* START Data listing *

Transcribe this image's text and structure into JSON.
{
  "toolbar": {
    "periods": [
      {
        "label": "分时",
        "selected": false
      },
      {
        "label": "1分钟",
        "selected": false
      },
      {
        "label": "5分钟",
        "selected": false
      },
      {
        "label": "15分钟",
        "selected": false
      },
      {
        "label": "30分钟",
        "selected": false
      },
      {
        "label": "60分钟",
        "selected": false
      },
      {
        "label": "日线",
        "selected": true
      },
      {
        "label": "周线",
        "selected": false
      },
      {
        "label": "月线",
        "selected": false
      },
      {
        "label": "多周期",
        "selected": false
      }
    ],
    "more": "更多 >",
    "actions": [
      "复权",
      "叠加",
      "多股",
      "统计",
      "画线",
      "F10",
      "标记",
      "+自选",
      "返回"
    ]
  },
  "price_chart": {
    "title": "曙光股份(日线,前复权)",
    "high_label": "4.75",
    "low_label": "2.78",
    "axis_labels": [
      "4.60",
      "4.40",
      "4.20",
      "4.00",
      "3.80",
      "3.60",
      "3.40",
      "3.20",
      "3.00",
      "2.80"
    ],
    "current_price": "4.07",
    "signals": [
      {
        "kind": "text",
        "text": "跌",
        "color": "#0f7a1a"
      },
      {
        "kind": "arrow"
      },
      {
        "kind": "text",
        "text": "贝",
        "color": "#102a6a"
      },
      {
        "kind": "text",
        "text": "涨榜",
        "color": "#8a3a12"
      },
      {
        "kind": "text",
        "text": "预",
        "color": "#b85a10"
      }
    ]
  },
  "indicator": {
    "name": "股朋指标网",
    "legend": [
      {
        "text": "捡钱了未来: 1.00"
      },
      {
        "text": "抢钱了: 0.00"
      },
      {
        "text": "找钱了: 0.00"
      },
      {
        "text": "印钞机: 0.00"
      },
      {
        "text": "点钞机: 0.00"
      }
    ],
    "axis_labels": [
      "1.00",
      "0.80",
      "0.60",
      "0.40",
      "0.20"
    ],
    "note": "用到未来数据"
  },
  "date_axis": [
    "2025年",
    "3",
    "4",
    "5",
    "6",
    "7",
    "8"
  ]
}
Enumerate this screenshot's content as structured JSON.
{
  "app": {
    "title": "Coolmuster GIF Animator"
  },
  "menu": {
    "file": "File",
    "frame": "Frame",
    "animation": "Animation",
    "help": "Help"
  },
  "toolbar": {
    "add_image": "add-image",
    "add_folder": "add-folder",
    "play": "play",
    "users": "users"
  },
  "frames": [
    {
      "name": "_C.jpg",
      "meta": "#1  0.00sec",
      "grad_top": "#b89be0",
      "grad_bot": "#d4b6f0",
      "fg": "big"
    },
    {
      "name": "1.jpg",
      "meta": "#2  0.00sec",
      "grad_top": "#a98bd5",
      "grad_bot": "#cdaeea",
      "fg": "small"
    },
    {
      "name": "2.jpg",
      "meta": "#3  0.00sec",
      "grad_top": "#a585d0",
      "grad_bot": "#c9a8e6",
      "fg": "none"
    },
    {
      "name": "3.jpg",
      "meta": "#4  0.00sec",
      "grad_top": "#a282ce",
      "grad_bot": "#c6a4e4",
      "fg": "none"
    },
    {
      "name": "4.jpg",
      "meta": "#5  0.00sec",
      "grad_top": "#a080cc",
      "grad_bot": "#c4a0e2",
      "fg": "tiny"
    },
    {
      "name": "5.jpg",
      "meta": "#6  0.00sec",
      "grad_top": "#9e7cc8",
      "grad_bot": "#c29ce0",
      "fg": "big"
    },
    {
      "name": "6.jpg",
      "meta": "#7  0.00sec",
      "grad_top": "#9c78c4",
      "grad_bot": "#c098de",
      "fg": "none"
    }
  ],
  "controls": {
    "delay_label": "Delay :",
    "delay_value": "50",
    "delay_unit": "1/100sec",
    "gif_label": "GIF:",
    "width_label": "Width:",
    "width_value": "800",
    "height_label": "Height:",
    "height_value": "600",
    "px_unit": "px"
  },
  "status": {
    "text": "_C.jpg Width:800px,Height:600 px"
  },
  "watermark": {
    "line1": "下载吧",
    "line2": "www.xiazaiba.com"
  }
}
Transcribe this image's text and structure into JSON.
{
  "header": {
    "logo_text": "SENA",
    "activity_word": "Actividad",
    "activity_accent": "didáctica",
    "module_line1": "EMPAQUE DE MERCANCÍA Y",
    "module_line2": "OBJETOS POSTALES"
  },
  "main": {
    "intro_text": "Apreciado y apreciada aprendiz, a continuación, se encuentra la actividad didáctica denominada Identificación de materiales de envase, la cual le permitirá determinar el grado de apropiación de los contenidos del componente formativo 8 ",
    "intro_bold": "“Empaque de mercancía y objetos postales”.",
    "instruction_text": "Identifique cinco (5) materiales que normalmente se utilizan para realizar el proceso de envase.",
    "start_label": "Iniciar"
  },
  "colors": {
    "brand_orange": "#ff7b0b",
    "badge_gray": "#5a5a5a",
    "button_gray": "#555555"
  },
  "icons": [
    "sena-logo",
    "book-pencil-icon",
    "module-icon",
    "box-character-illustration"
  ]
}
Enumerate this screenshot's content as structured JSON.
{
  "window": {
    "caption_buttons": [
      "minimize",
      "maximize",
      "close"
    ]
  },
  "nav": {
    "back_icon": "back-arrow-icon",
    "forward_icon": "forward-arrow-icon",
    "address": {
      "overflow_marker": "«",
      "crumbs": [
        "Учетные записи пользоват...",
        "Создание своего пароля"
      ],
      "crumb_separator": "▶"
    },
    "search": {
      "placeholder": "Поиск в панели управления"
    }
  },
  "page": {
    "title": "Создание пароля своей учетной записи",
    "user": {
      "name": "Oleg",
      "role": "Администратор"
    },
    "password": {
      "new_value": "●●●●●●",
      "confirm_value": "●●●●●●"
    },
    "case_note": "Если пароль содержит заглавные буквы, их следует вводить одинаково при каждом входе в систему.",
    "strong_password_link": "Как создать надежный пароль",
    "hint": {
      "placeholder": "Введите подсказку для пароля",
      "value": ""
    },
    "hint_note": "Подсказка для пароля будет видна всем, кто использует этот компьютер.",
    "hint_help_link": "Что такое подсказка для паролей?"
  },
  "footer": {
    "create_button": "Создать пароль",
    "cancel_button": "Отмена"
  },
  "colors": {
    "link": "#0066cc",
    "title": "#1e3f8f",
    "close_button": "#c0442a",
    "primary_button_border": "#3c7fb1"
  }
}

* END Data listing *

- _Problem details_
Take every line above carrying "didáctica" and return it.

- _Final result_
    "activity_accent": "didáctica",
    "intro_text": "Apreciado y apreciada aprendiz, a continuación, se encuentra la actividad didáctica denominada Identificación de materiales de envase, la cual le permitirá determinar el grado de apropiación de los contenidos del componente formativo 8 ",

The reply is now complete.